■ What is required:
Identify the lines bearing the string "praesentium" and gather them.

■ Input data:
+ + + +

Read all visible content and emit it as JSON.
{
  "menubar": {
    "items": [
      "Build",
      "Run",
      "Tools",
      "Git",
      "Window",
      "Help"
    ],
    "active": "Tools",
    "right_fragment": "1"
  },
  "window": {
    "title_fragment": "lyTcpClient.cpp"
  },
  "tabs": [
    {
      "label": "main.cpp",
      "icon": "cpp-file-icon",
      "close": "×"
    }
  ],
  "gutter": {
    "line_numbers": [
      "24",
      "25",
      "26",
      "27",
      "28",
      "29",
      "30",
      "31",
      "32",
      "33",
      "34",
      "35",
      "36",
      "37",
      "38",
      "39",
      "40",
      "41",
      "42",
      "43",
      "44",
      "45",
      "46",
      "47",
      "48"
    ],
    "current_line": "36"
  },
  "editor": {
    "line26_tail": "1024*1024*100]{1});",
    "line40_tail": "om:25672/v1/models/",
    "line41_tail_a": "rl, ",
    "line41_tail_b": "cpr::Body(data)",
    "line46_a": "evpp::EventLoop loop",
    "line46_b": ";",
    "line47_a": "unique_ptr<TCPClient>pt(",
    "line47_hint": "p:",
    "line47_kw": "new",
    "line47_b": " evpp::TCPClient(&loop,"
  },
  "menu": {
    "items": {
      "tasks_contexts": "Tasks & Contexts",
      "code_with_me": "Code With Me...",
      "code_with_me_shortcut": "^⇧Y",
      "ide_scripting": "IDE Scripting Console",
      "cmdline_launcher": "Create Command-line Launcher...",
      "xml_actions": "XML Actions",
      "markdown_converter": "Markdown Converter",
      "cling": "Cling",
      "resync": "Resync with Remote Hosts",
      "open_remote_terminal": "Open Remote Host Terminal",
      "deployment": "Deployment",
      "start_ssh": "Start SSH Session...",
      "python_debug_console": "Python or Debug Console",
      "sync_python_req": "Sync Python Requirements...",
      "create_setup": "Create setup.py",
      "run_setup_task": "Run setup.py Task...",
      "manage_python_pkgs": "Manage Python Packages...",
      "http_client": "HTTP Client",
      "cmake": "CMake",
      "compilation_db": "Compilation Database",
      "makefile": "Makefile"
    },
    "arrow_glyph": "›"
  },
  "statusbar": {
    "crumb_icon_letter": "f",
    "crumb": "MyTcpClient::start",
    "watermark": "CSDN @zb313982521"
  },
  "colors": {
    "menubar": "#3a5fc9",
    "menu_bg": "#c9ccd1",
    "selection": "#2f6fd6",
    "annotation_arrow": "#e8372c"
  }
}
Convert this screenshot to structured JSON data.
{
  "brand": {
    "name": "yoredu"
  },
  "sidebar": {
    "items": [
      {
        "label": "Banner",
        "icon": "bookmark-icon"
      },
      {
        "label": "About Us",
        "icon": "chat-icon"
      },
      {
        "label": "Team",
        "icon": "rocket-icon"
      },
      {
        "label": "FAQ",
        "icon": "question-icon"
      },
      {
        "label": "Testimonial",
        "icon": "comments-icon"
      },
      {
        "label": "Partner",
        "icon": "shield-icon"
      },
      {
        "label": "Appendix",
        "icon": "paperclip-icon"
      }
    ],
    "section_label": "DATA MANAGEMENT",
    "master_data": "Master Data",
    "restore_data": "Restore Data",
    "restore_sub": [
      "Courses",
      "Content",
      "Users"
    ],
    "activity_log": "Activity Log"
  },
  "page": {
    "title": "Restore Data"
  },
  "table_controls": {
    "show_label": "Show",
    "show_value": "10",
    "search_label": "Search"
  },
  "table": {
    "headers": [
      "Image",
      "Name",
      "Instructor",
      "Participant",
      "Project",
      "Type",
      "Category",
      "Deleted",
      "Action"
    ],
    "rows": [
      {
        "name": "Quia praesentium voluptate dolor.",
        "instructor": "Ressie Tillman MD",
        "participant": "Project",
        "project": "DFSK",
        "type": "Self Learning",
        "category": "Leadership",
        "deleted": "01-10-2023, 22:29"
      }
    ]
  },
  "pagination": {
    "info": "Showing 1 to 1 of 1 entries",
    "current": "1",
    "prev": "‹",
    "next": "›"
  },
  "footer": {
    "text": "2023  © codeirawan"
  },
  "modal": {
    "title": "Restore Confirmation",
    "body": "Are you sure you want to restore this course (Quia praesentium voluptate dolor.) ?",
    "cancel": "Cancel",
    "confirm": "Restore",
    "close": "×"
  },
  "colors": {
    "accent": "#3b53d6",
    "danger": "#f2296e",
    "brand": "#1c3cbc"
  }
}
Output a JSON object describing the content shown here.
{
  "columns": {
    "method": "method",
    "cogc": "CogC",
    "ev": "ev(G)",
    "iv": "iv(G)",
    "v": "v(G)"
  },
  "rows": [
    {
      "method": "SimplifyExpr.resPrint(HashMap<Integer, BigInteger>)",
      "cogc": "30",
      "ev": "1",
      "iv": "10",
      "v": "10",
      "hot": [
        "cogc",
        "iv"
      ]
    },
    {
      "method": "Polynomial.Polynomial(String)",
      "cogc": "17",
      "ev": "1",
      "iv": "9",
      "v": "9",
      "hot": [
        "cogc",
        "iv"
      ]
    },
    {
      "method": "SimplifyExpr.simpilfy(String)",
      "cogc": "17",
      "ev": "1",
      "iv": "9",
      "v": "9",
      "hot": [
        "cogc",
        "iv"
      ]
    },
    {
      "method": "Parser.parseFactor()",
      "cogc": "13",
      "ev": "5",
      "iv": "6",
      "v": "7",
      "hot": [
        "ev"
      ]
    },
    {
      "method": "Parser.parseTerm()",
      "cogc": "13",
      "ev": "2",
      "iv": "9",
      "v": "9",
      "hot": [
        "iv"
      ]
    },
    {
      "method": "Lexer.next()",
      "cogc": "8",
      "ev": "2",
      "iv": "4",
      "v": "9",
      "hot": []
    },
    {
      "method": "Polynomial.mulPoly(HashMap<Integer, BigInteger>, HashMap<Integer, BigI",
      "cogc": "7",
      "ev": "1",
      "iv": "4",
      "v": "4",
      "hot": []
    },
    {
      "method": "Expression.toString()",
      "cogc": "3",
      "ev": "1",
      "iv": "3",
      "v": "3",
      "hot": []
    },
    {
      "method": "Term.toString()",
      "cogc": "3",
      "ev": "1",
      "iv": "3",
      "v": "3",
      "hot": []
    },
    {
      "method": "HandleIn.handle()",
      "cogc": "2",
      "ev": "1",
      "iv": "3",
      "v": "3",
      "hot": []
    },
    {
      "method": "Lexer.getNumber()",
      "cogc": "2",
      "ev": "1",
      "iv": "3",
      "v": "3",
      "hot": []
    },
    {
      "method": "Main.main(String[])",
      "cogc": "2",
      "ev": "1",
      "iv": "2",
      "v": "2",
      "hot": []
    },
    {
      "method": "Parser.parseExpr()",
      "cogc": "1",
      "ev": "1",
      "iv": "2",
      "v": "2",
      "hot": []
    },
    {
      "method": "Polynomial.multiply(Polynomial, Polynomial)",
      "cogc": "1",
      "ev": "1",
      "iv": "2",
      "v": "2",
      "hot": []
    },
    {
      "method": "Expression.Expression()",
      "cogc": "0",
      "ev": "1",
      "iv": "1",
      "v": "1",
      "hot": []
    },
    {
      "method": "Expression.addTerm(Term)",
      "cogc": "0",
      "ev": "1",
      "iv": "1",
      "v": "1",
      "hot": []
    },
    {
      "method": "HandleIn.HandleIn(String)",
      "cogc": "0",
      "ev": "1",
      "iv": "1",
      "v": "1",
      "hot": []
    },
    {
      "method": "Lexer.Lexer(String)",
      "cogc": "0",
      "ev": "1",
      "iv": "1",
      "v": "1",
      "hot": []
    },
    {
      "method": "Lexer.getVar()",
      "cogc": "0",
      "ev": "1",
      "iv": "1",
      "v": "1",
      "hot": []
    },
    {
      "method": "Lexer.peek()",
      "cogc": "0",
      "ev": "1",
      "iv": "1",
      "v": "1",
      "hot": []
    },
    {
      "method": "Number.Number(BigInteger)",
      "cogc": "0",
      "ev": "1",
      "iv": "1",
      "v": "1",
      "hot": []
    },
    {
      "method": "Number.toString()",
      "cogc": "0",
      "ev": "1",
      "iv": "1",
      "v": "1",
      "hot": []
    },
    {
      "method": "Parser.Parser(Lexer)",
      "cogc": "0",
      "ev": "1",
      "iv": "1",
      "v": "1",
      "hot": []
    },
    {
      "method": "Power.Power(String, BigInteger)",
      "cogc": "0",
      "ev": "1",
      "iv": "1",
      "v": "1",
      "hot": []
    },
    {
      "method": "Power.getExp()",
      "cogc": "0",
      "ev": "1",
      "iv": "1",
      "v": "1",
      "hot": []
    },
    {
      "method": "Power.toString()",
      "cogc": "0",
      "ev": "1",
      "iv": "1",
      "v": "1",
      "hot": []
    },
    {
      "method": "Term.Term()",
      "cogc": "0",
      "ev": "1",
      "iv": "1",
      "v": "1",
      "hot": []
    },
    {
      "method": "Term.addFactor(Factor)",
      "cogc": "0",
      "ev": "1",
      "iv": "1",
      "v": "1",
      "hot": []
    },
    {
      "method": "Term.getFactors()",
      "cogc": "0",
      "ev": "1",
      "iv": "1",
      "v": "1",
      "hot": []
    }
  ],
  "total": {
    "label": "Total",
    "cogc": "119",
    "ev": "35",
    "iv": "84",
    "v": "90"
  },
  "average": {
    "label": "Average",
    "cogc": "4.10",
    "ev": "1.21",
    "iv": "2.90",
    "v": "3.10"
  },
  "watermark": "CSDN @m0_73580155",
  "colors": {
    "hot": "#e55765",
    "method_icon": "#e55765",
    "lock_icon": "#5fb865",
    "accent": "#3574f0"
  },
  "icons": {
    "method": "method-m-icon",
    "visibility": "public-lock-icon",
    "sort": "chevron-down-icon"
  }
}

+ + + +

■ Correct response:
        "name": "Quia praesentium voluptate dolor.",
    "body": "Are you sure you want to restore this course (Quia praesentium voluptate dolor.) ?",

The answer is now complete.